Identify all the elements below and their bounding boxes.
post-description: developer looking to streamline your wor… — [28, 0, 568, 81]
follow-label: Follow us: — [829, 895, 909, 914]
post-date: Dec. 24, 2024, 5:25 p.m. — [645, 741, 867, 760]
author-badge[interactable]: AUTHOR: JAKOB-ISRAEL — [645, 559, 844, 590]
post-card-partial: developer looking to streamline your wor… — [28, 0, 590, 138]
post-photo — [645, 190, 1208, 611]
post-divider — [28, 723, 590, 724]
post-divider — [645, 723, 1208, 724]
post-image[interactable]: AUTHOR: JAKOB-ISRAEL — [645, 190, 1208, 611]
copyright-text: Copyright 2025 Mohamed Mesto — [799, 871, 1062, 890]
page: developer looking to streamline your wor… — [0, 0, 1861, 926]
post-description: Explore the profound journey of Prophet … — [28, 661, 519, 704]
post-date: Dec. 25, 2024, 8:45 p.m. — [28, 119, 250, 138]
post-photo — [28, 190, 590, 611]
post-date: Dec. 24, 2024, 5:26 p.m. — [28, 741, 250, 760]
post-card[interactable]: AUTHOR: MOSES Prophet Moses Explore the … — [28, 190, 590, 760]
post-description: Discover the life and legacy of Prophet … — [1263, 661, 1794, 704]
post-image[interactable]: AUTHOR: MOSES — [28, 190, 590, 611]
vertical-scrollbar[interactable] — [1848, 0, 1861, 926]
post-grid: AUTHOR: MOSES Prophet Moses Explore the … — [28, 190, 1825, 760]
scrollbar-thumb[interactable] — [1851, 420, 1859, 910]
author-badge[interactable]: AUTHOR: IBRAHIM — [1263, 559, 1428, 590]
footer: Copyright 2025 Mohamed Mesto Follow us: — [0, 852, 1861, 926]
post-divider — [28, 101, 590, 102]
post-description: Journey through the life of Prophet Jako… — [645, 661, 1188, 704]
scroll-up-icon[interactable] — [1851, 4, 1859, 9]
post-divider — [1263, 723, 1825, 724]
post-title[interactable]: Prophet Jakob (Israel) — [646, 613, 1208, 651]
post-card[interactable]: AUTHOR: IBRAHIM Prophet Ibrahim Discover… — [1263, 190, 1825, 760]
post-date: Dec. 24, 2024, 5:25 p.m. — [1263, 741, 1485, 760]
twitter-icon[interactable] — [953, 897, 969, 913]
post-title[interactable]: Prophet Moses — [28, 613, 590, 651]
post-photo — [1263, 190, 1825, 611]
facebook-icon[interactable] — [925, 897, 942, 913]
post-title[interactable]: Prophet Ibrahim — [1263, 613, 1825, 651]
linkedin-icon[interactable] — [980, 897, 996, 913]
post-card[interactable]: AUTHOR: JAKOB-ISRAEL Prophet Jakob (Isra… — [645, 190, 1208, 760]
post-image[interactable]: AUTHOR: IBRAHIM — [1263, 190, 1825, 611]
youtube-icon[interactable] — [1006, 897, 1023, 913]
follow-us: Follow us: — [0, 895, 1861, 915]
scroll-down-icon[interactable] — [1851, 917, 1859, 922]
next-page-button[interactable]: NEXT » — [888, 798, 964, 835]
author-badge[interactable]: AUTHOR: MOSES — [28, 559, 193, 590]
************
### Set problem
Present the data above as a numbered list, omitting any blank lines.

### The reply
1. Identify all the elements below and their bounding boxes.
2. post-description: developer looking to streamline your wor… — [28, 0, 568, 81]
3. follow-label: Follow us: — [829, 895, 909, 914]
4. post-date: Dec. 24, 2024, 5:25 p.m. — [645, 741, 867, 760]
5. author-badge[interactable]: AUTHOR: JAKOB-ISRAEL — [645, 559, 844, 590]
6. post-card-partial: developer looking to streamline your wor… — [28, 0, 590, 138]
7. post-photo — [645, 190, 1208, 611]
8. post-divider — [28, 723, 590, 724]
9. post-divider — [645, 723, 1208, 724]
10. post-image[interactable]: AUTHOR: JAKOB-ISRAEL — [645, 190, 1208, 611]
11. copyright-text: Copyright 2025 Mohamed Mesto — [799, 871, 1062, 890]
12. page: developer looking to streamline your wor… — [0, 0, 1861, 926]
13. post-description: Explore the profound journey of Prophet … — [28, 661, 519, 704]
14. post-date: Dec. 25, 2024, 8:45 p.m. — [28, 119, 250, 138]
15. post-photo — [28, 190, 590, 611]
16. post-date: Dec. 24, 2024, 5:26 p.m. — [28, 741, 250, 760]
17. post-card[interactable]: AUTHOR: MOSES Prophet Moses Explore the … — [28, 190, 590, 760]
18. post-description: Discover the life and legacy of Prophet … — [1263, 661, 1794, 704]
19. post-image[interactable]: AUTHOR: MOSES — [28, 190, 590, 611]
20. vertical-scrollbar[interactable] — [1848, 0, 1861, 926]
21. post-grid: AUTHOR: MOSES Prophet Moses Explore the … — [28, 190, 1825, 760]
22. scrollbar-thumb[interactable] — [1851, 420, 1859, 910]
23. author-badge[interactable]: AUTHOR: IBRAHIM — [1263, 559, 1428, 590]
24. footer: Copyright 2025 Mohamed Mesto Follow us: — [0, 852, 1861, 926]
25. post-divider — [28, 101, 590, 102]
26. post-description: Journey through the life of Prophet Jako… — [645, 661, 1188, 704]
27. scroll-up-icon[interactable] — [1851, 4, 1859, 9]
28. post-divider — [1263, 723, 1825, 724]
29. post-title[interactable]: Prophet Jakob (Israel) — [646, 613, 1208, 651]
30. post-card[interactable]: AUTHOR: IBRAHIM Prophet Ibrahim Discover… — [1263, 190, 1825, 760]
31. post-date: Dec. 24, 2024, 5:25 p.m. — [1263, 741, 1485, 760]
32. twitter-icon[interactable] — [953, 897, 969, 913]
33. post-title[interactable]: Prophet Moses — [28, 613, 590, 651]
34. post-photo — [1263, 190, 1825, 611]
35. facebook-icon[interactable] — [925, 897, 942, 913]
36. post-title[interactable]: Prophet Ibrahim — [1263, 613, 1825, 651]
37. linkedin-icon[interactable] — [980, 897, 996, 913]
38. post-card[interactable]: AUTHOR: JAKOB-ISRAEL Prophet Jakob (Isra… — [645, 190, 1208, 760]
39. post-image[interactable]: AUTHOR: IBRAHIM — [1263, 190, 1825, 611]
40. youtube-icon[interactable] — [1006, 897, 1023, 913]
41. follow-us: Follow us: — [0, 895, 1861, 915]
42. scroll-down-icon[interactable] — [1851, 917, 1859, 922]
43. next-page-button[interactable]: NEXT » — [888, 798, 964, 835]
44. author-badge[interactable]: AUTHOR: MOSES — [28, 559, 193, 590]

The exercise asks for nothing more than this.